* start Items *

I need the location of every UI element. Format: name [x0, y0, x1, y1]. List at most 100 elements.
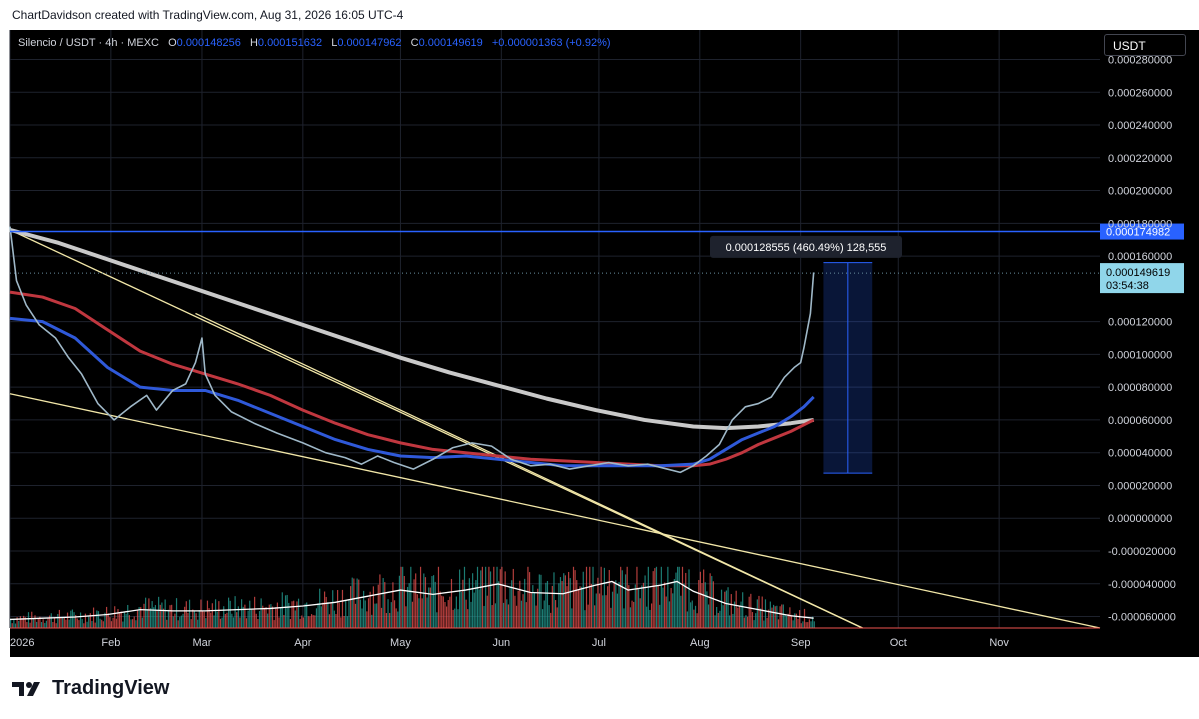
- volume-bar: [153, 607, 155, 628]
- volume-bar: [229, 600, 231, 628]
- volume-bar: [592, 566, 594, 628]
- volume-bar: [294, 610, 296, 628]
- volume-bar: [376, 603, 378, 628]
- volume-bar: [345, 599, 347, 628]
- volume-bar: [101, 619, 103, 628]
- volume-bar: [537, 588, 539, 628]
- volume-bar: [141, 617, 143, 628]
- volume-bar: [171, 604, 173, 628]
- volume-bar: [71, 609, 74, 628]
- chart-pane[interactable]: [10, 30, 1100, 657]
- volume-bar: [390, 602, 392, 628]
- volume-bar: [195, 613, 197, 628]
- volume-bar: [707, 604, 710, 628]
- x-axis: 2026 Feb Mar Apr May Jun Jul Aug Sep Oct Nov: [10, 627, 1100, 649]
- volume-bar: [756, 599, 758, 628]
- volume-bar: [660, 566, 662, 628]
- volume-bar: [712, 581, 715, 628]
- volume-bar: [210, 612, 212, 628]
- volume-bar: [112, 617, 114, 628]
- volume-bar: [288, 602, 290, 628]
- volume-bar: [228, 597, 230, 628]
- price-scale[interactable]: [1100, 30, 1199, 657]
- volume-bar: [577, 588, 579, 628]
- volume-bar: [338, 602, 340, 628]
- volume-bar: [463, 566, 466, 628]
- volume-bar: [284, 595, 287, 628]
- volume-bar: [717, 612, 719, 628]
- volume-bar: [36, 621, 38, 628]
- high-value: 0.000151632: [257, 37, 323, 49]
- volume-bar: [408, 583, 410, 628]
- volume-bar: [584, 610, 586, 628]
- volume-bar: [759, 608, 762, 628]
- volume-bar: [226, 612, 228, 628]
- volume-bar: [449, 596, 451, 628]
- chart-credit: ChartDavidson created with TradingView.c…: [12, 8, 404, 22]
- volume-bar: [310, 614, 313, 628]
- close-value: 0.000149619: [418, 37, 483, 49]
- volume-bar: [561, 581, 563, 628]
- volume-bar: [587, 604, 589, 628]
- volume-bar: [332, 590, 334, 628]
- volume-bar: [555, 600, 557, 628]
- volume-bar: [34, 615, 36, 628]
- volume-bar: [459, 569, 461, 628]
- volume-bar: [777, 619, 780, 628]
- y-tick-label: 0.000120000: [1108, 317, 1172, 329]
- volume-bar: [319, 588, 321, 628]
- last-price-tag: [1100, 263, 1184, 294]
- volume-bar: [271, 606, 274, 628]
- volume-bar: [320, 606, 322, 628]
- volume-bar: [389, 612, 391, 628]
- volume-bar: [280, 607, 282, 628]
- x-tick-label: Aug: [690, 637, 710, 649]
- volume-bar: [250, 608, 252, 628]
- volume-bar: [732, 613, 734, 628]
- tradingview-logo-icon: [12, 681, 40, 696]
- volume-bar: [123, 611, 126, 628]
- y-tick-label: 0.000100000: [1108, 349, 1172, 361]
- y-tick-label: 0.000280000: [1108, 54, 1172, 66]
- volume-bar: [667, 566, 669, 628]
- volume-bar: [32, 618, 34, 628]
- volume-bar: [224, 613, 226, 628]
- volume-bar: [416, 594, 418, 628]
- volume-bar: [107, 613, 109, 628]
- volume-bar: [724, 591, 726, 628]
- volume-bar: [184, 606, 186, 628]
- volume-bar: [372, 586, 374, 628]
- volume-bar: [148, 598, 150, 628]
- resistance-price-tag: [1100, 223, 1184, 240]
- volume-bar: [302, 617, 305, 628]
- symbol-label[interactable]: Silencio / USDT · 4h · MEXC: [18, 37, 160, 49]
- volume-bar: [499, 569, 501, 628]
- volume-bar: [245, 618, 248, 628]
- volume-bar: [385, 613, 388, 628]
- volume-bar: [395, 608, 397, 628]
- trendline: [9, 393, 1101, 629]
- volume-bar: [254, 596, 256, 628]
- volume-bar: [535, 605, 537, 628]
- volume-bar: [276, 602, 279, 628]
- volume-bar: [768, 609, 770, 628]
- volume-bar: [307, 616, 309, 628]
- volume-bar: [359, 599, 361, 628]
- currency-button[interactable]: USDT: [1104, 34, 1186, 56]
- volume-bar: [270, 604, 272, 628]
- volume-bar: [515, 605, 518, 628]
- y-tick-label: 0.000180000: [1108, 218, 1172, 230]
- volume-bar: [255, 613, 257, 628]
- volume-bar: [114, 606, 116, 628]
- volume-bar: [426, 597, 428, 628]
- volume-bar: [794, 613, 796, 628]
- volume-bar: [96, 610, 98, 628]
- volume-bar: [91, 620, 93, 628]
- volume-bar: [597, 577, 599, 628]
- volume-bar: [120, 611, 122, 628]
- volume-bar: [13, 619, 15, 628]
- tradingview-logo[interactable]: TradingView: [12, 677, 169, 700]
- volume-bar: [556, 607, 558, 628]
- volume-bar: [47, 617, 49, 628]
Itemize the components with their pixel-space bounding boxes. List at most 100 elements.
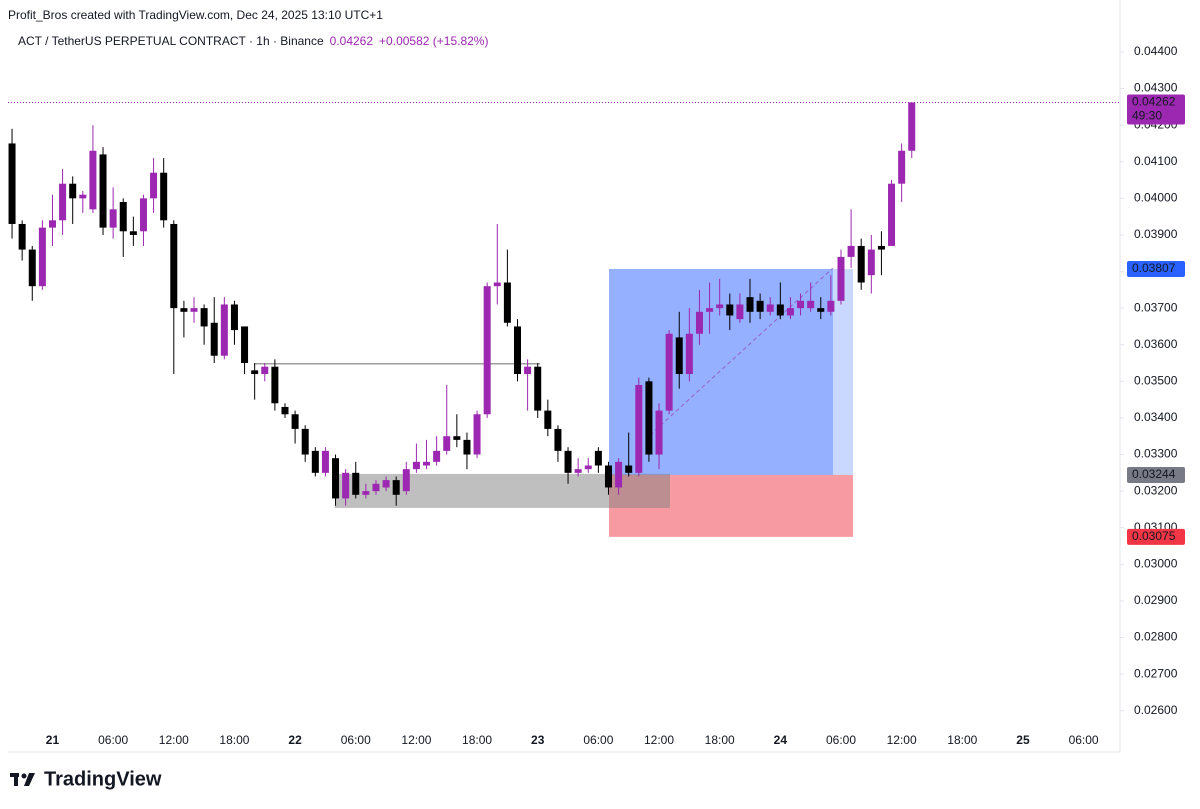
target-zone: [609, 268, 833, 476]
y-tick-label: 0.03400: [1134, 410, 1178, 424]
candle-body: [352, 472, 360, 495]
candle-body: [109, 209, 117, 228]
candle-body: [261, 366, 269, 375]
last-price: 0.04262: [330, 34, 374, 48]
gray-zone: [335, 473, 670, 508]
candle-body: [665, 333, 673, 411]
x-tick-label: 18:00: [705, 733, 735, 747]
candle-body: [160, 172, 168, 221]
candle-body: [18, 223, 26, 250]
candle-body: [847, 245, 855, 257]
entry-label: 0.03244: [1132, 467, 1176, 481]
candle-body: [706, 308, 714, 312]
candle-body: [726, 304, 734, 316]
candle-body: [513, 326, 521, 375]
stop-label: 0.03075: [1132, 529, 1176, 543]
x-tick-label: 06:00: [341, 733, 371, 747]
candle-body: [483, 286, 491, 415]
y-tick-label: 0.04300: [1134, 81, 1178, 95]
candle-body: [888, 183, 896, 246]
candle-body: [423, 461, 431, 466]
candle-body: [59, 183, 67, 221]
y-tick-label: 0.04400: [1134, 44, 1178, 58]
candle-body: [473, 414, 481, 455]
candle-body: [564, 450, 572, 473]
brand: TradingView: [44, 768, 162, 790]
x-tick-label: 12:00: [887, 733, 917, 747]
candle-body: [321, 450, 329, 473]
candle-body: [301, 428, 309, 455]
target-label: 0.03807: [1132, 261, 1176, 275]
candle-body: [241, 326, 249, 364]
candle-body: [655, 410, 663, 455]
y-tick-label: 0.03300: [1134, 447, 1178, 461]
candle-body: [574, 469, 582, 473]
y-tick-label: 0.03700: [1134, 300, 1178, 314]
candle-body: [251, 370, 259, 375]
candle-body: [139, 198, 147, 232]
candle-body: [534, 366, 542, 411]
y-tick-label: 0.04000: [1134, 191, 1178, 205]
candle-body: [625, 465, 633, 473]
candle-body: [443, 436, 451, 451]
x-tick-label: 06:00: [98, 733, 128, 747]
stop-badge: [1127, 528, 1185, 545]
candle-body: [69, 183, 77, 199]
candle-body: [746, 297, 754, 312]
candle-body: [867, 249, 875, 276]
target-badge: [1127, 260, 1185, 277]
candle-body: [99, 154, 107, 228]
candle-body: [210, 322, 218, 356]
candle-body: [695, 311, 703, 334]
candle-body: [837, 256, 845, 301]
y-tick-label: 0.02600: [1134, 703, 1178, 717]
candle-body: [645, 381, 653, 455]
x-tick-label: 25: [1016, 733, 1030, 747]
candle-body: [433, 450, 441, 462]
x-tick-label: 12:00: [159, 733, 189, 747]
y-tick-label: 0.04100: [1134, 154, 1178, 168]
candle-body: [28, 249, 36, 287]
logo-icon: [21, 773, 27, 779]
x-tick-label: 18:00: [219, 733, 249, 747]
candle-body: [180, 308, 188, 312]
y-tick-label: 0.03200: [1134, 483, 1178, 497]
candle-body: [908, 102, 916, 151]
candle-body: [756, 300, 764, 312]
change: +0.00582 (+15.82%): [379, 34, 488, 48]
logo: TradingView: [10, 768, 162, 790]
candle-body: [332, 458, 340, 499]
candle-body: [817, 308, 825, 312]
candle-body: [342, 472, 350, 499]
logo-icon: [14, 773, 18, 786]
candle-body: [807, 300, 815, 309]
candle-body: [362, 491, 370, 495]
candle-body: [190, 308, 198, 312]
candle-body: [372, 483, 380, 492]
candle-body: [827, 300, 835, 312]
candle-body: [857, 245, 865, 283]
candle-body: [877, 245, 885, 250]
candle-body: [554, 428, 562, 451]
y-tick-label: 0.03000: [1134, 556, 1178, 570]
candle-body: [493, 282, 501, 287]
y-tick-label: 0.03900: [1134, 227, 1178, 241]
header: Profit_Bros created with TradingView.com…: [8, 8, 383, 22]
candle-body: [402, 469, 410, 492]
candle-body: [150, 172, 158, 199]
candle-body: [524, 366, 532, 375]
last-price-label: 0.04262: [1132, 95, 1176, 109]
x-tick-label: 24: [774, 733, 788, 747]
candle-body: [776, 304, 784, 316]
candle-body: [584, 465, 592, 470]
candle-body: [220, 304, 228, 356]
y-tick-label: 0.03600: [1134, 337, 1178, 351]
candle-body: [503, 282, 511, 323]
candle-body: [129, 231, 137, 235]
x-tick-label: 06:00: [1069, 733, 1099, 747]
y-tick-label: 0.02700: [1134, 666, 1178, 680]
symbol-line: ACT / TetherUS PERPETUAL CONTRACT · 1h ·…: [18, 34, 488, 48]
candle-body: [463, 439, 471, 455]
candle-body: [392, 480, 400, 495]
candle-body: [8, 143, 16, 224]
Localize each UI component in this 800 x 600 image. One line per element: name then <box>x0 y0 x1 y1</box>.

* end Items *

What you will do: Please express as a numbered list the lines from the one with "- volume-bar: [153, 607, 155, 628]" through the one with "- last-price-tag: [1100, 263, 1184, 294]", both included, leaving out any blank lines.

Written solution:
1. - volume-bar: [153, 607, 155, 628]
2. - volume-bar: [229, 600, 231, 628]
3. - volume-bar: [592, 566, 594, 628]
4. - volume-bar: [294, 610, 296, 628]
5. - volume-bar: [376, 603, 378, 628]
6. - volume-bar: [345, 599, 347, 628]
7. - volume-bar: [101, 619, 103, 628]
8. - volume-bar: [537, 588, 539, 628]
9. - volume-bar: [141, 617, 143, 628]
10. - volume-bar: [171, 604, 173, 628]
11. - volume-bar: [71, 609, 74, 628]
12. - chart-pane[interactable]: [10, 30, 1100, 657]
13. - volume-bar: [390, 602, 392, 628]
14. - volume-bar: [195, 613, 197, 628]
15. - volume-bar: [707, 604, 710, 628]
16. - x-axis: 2026 Feb Mar Apr May Jun Jul Aug Sep Oct Nov: [10, 627, 1100, 649]
17. - volume-bar: [756, 599, 758, 628]
18. - volume-bar: [660, 566, 662, 628]
19. - volume-bar: [712, 581, 715, 628]
20. - volume-bar: [210, 612, 212, 628]
21. - volume-bar: [112, 617, 114, 628]
22. - volume-bar: [288, 602, 290, 628]
23. - volume-bar: [228, 597, 230, 628]
24. - price-scale[interactable]: [1100, 30, 1199, 657]
25. - volume-bar: [577, 588, 579, 628]
26. - volume-bar: [338, 602, 340, 628]
27. - volume-bar: [463, 566, 466, 628]
28. - volume-bar: [284, 595, 287, 628]
29. - volume-bar: [717, 612, 719, 628]
30. - volume-bar: [36, 621, 38, 628]
31. - high-value: 0.000151632: [257, 37, 323, 49]
32. - volume-bar: [408, 583, 410, 628]
33. - volume-bar: [584, 610, 586, 628]
34. - volume-bar: [759, 608, 762, 628]
35. - volume-bar: [226, 612, 228, 628]
36. - volume-bar: [449, 596, 451, 628]
37. - chart-credit: ChartDavidson created with TradingView.c…: [12, 8, 404, 22]
38. - volume-bar: [310, 614, 313, 628]
39. - close-value: 0.000149619: [418, 37, 483, 49]
40. - volume-bar: [561, 581, 563, 628]
41. - volume-bar: [587, 604, 589, 628]
42. - volume-bar: [332, 590, 334, 628]
43. - volume-bar: [555, 600, 557, 628]
44. - volume-bar: [34, 615, 36, 628]
45. - volume-bar: [459, 569, 461, 628]
46. - volume-bar: [777, 619, 780, 628]
47. - y-tick-label: 0.000120000: [1108, 317, 1172, 329]
48. - volume-bar: [319, 588, 321, 628]
49. - last-price-tag: [1100, 263, 1184, 294]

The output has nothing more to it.